-------- Extracted entries --------

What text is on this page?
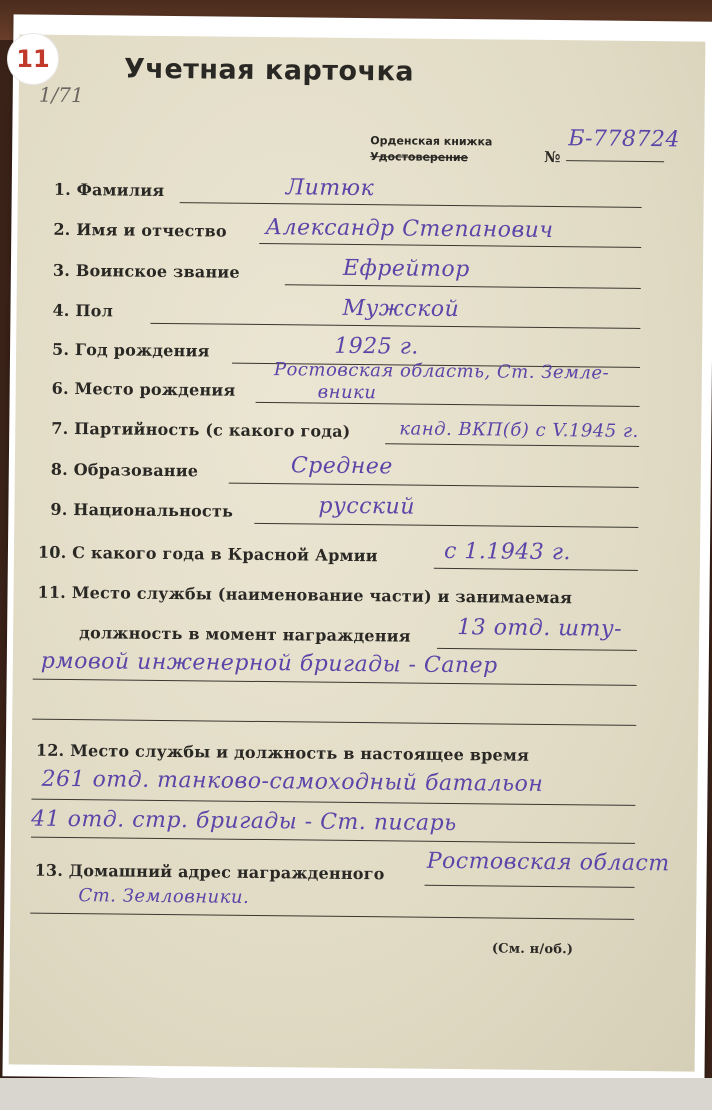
11
1/71
Учетная карточка
Орденская книжка
Удостоверение	№
Б-778724
1. Фамилия	Литюк
2. Имя и отчество Александр Степанович
3. Воинское звание	Ефрейтор
4. Пол	Мужской
5. Год рождения	1925 г.
6. Место рождения
Ростовская область, Ст. Земле-
вники
7. Партийность (с какого года)	канд. ВКП(б) с V.1945 г.
8. Образование	Среднее
9. Национальность	русский
10. С какого года в Красной Армии	с 1.1943 г.
11. Место службы (наименование части) и занимаемая
должность в момент награждения 13 отд. шту-
рмовой инженерной бригады - Сапер
12. Место службы и должность в настоящее время
261 отд. танково-самоходный батальон
41 отд. стр. бригады - Ст. писарь
13. Домашний адрес награжденного Ростовская област
Ст. Земловники.
(См. н/об.)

--------

Pick out every line above that holds the word "Ростовская" and copy it.

Ростовская область, Ст. Земле-
13. Домашний адрес награжденного Ростовская област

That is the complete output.